— begin The input —

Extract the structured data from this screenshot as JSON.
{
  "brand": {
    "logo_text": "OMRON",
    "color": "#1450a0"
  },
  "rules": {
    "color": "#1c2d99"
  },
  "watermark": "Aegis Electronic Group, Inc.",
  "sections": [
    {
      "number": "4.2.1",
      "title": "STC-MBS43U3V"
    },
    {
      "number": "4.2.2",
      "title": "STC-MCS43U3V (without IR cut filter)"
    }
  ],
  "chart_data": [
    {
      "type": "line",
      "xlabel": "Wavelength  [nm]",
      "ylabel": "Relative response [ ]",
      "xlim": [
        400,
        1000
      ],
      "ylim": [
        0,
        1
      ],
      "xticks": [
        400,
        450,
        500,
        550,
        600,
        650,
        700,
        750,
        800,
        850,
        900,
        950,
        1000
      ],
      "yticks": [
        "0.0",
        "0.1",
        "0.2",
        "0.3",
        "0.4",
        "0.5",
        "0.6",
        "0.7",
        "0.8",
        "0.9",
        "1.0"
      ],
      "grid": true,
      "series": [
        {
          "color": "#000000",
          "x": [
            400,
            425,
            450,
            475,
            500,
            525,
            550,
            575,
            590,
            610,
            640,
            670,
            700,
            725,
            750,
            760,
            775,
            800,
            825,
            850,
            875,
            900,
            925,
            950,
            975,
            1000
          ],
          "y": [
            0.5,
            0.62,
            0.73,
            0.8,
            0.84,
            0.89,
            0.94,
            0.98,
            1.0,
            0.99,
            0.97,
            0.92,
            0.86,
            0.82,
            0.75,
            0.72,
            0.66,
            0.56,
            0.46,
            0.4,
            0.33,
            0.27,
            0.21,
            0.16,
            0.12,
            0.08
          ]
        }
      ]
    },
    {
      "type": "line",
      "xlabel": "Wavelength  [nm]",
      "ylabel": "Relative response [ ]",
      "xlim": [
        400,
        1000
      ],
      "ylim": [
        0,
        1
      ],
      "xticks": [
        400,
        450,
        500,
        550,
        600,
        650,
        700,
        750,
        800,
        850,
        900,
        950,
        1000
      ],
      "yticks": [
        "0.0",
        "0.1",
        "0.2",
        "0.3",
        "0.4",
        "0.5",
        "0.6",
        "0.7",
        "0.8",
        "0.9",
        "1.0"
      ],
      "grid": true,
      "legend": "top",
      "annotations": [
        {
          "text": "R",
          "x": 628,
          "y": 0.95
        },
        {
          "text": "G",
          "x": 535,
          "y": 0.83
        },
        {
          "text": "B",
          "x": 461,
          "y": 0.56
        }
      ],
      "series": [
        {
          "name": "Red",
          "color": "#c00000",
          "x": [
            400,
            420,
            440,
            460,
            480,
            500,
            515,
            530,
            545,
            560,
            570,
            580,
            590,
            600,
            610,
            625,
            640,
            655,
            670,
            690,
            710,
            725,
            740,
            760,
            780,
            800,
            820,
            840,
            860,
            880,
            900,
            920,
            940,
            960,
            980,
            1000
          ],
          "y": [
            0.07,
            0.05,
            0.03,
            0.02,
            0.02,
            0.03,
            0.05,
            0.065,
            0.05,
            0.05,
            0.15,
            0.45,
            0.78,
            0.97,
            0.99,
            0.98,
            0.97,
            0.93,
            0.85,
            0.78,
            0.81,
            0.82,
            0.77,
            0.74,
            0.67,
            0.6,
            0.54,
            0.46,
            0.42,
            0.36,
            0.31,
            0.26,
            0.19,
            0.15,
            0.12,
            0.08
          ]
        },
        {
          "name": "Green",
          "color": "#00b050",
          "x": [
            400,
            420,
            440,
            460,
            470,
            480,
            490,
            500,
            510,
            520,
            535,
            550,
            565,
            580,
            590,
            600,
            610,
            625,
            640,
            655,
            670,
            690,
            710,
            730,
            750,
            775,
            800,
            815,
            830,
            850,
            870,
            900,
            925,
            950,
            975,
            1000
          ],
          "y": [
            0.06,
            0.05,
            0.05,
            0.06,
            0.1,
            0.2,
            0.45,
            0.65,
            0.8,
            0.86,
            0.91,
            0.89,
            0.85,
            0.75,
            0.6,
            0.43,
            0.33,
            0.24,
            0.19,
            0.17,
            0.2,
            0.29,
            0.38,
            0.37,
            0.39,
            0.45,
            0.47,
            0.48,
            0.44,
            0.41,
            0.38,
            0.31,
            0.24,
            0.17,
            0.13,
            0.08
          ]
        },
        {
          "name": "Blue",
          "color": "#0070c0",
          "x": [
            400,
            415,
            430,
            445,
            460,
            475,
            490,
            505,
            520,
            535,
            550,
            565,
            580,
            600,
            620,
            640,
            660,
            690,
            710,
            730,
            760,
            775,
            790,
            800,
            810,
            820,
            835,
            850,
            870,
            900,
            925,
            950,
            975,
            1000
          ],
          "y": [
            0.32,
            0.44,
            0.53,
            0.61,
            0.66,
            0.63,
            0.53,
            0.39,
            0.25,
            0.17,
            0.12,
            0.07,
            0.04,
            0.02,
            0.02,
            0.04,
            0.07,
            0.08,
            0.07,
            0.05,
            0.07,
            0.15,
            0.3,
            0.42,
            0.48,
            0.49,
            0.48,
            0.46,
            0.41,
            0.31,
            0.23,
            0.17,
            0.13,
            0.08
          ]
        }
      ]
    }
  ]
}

— end The input —

■ **Task to complete**: Make an exact copy of the listing, including every line.

■ **Task response**:
Extract the structured data from this screenshot as JSON.
{
  "brand": {
    "logo_text": "OMRON",
    "color": "#1450a0"
  },
  "rules": {
    "color": "#1c2d99"
  },
  "watermark": "Aegis Electronic Group, Inc.",
  "sections": [
    {
      "number": "4.2.1",
      "title": "STC-MBS43U3V"
    },
    {
      "number": "4.2.2",
      "title": "STC-MCS43U3V (without IR cut filter)"
    }
  ],
  "chart_data": [
    {
      "type": "line",
      "xlabel": "Wavelength  [nm]",
      "ylabel": "Relative response [ ]",
      "xlim": [
        400,
        1000
      ],
      "ylim": [
        0,
        1
      ],
      "xticks": [
        400,
        450,
        500,
        550,
        600,
        650,
        700,
        750,
        800,
        850,
        900,
        950,
        1000
      ],
      "yticks": [
        "0.0",
        "0.1",
        "0.2",
        "0.3",
        "0.4",
        "0.5",
        "0.6",
        "0.7",
        "0.8",
        "0.9",
        "1.0"
      ],
      "grid": true,
      "series": [
        {
          "color": "#000000",
          "x": [
            400,
            425,
            450,
            475,
            500,
            525,
            550,
            575,
            590,
            610,
            640,
            670,
            700,
            725,
            750,
            760,
            775,
            800,
            825,
            850,
            875,
            900,
            925,
            950,
            975,
            1000
          ],
          "y": [
            0.5,
            0.62,
            0.73,
            0.8,
            0.84,
            0.89,
            0.94,
            0.98,
            1.0,
            0.99,
            0.97,
            0.92,
            0.86,
            0.82,
            0.75,
            0.72,
            0.66,
            0.56,
            0.46,
            0.4,
            0.33,
            0.27,
            0.21,
            0.16,
            0.12,
            0.08
          ]
        }
      ]
    },
    {
      "type": "line",
      "xlabel": "Wavelength  [nm]",
      "ylabel": "Relative response [ ]",
      "xlim": [
        400,
        1000
      ],
      "ylim": [
        0,
        1
      ],
      "xticks": [
        400,
        450,
        500,
        550,
        600,
        650,
        700,
        750,
        800,
        850,
        900,
        950,
        1000
      ],
      "yticks": [
        "0.0",
        "0.1",
        "0.2",
        "0.3",
        "0.4",
        "0.5",
        "0.6",
        "0.7",
        "0.8",
        "0.9",
        "1.0"
      ],
      "grid": true,
      "legend": "top",
      "annotations": [
        {
          "text": "R",
          "x": 628,
          "y": 0.95
        },
        {
          "text": "G",
          "x": 535,
          "y": 0.83
        },
        {
          "text": "B",
          "x": 461,
          "y": 0.56
        }
      ],
      "series": [
        {
          "name": "Red",
          "color": "#c00000",
          "x": [
            400,
            420,
            440,
            460,
            480,
            500,
            515,
            530,
            545,
            560,
            570,
            580,
            590,
            600,
            610,
            625,
            640,
            655,
            670,
            690,
            710,
            725,
            740,
            760,
            780,
            800,
            820,
            840,
            860,
            880,
            900,
            920,
            940,
            960,
            980,
            1000
          ],
          "y": [
            0.07,
            0.05,
            0.03,
            0.02,
            0.02,
            0.03,
            0.05,
            0.065,
            0.05,
            0.05,
            0.15,
            0.45,
            0.78,
            0.97,
            0.99,
            0.98,
            0.97,
            0.93,
            0.85,
            0.78,
            0.81,
            0.82,
            0.77,
            0.74,
            0.67,
            0.6,
            0.54,
            0.46,
            0.42,
            0.36,
            0.31,
            0.26,
            0.19,
            0.15,
            0.12,
            0.08
          ]
        },
        {
          "name": "Green",
          "color": "#00b050",
          "x": [
            400,
            420,
            440,
            460,
            470,
            480,
            490,
            500,
            510,
            520,
            535,
            550,
            565,
            580,
            590,
            600,
            610,
            625,
            640,
            655,
            670,
            690,
            710,
            730,
            750,
            775,
            800,
            815,
            830,
            850,
            870,
            900,
            925,
            950,
            975,
            1000
          ],
          "y": [
            0.06,
            0.05,
            0.05,
            0.06,
            0.1,
            0.2,
            0.45,
            0.65,
            0.8,
            0.86,
            0.91,
            0.89,
            0.85,
            0.75,
            0.6,
            0.43,
            0.33,
            0.24,
            0.19,
            0.17,
            0.2,
            0.29,
            0.38,
            0.37,
            0.39,
            0.45,
            0.47,
            0.48,
            0.44,
            0.41,
            0.38,
            0.31,
            0.24,
            0.17,
            0.13,
            0.08
          ]
        },
        {
          "name": "Blue",
          "color": "#0070c0",
          "x": [
            400,
            415,
            430,
            445,
            460,
            475,
            490,
            505,
            520,
            535,
            550,
            565,
            580,
            600,
            620,
            640,
            660,
            690,
            710,
            730,
            760,
            775,
            790,
            800,
            810,
            820,
            835,
            850,
            870,
            900,
            925,
            950,
            975,
            1000
          ],
          "y": [
            0.32,
            0.44,
            0.53,
            0.61,
            0.66,
            0.63,
            0.53,
            0.39,
            0.25,
            0.17,
            0.12,
            0.07,
            0.04,
            0.02,
            0.02,
            0.04,
            0.07,
            0.08,
            0.07,
            0.05,
            0.07,
            0.15,
            0.3,
            0.42,
            0.48,
            0.49,
            0.48,
            0.46,
            0.41,
            0.31,
            0.23,
            0.17,
            0.13,
            0.08
          ]
        }
      ]
    }
  ]
}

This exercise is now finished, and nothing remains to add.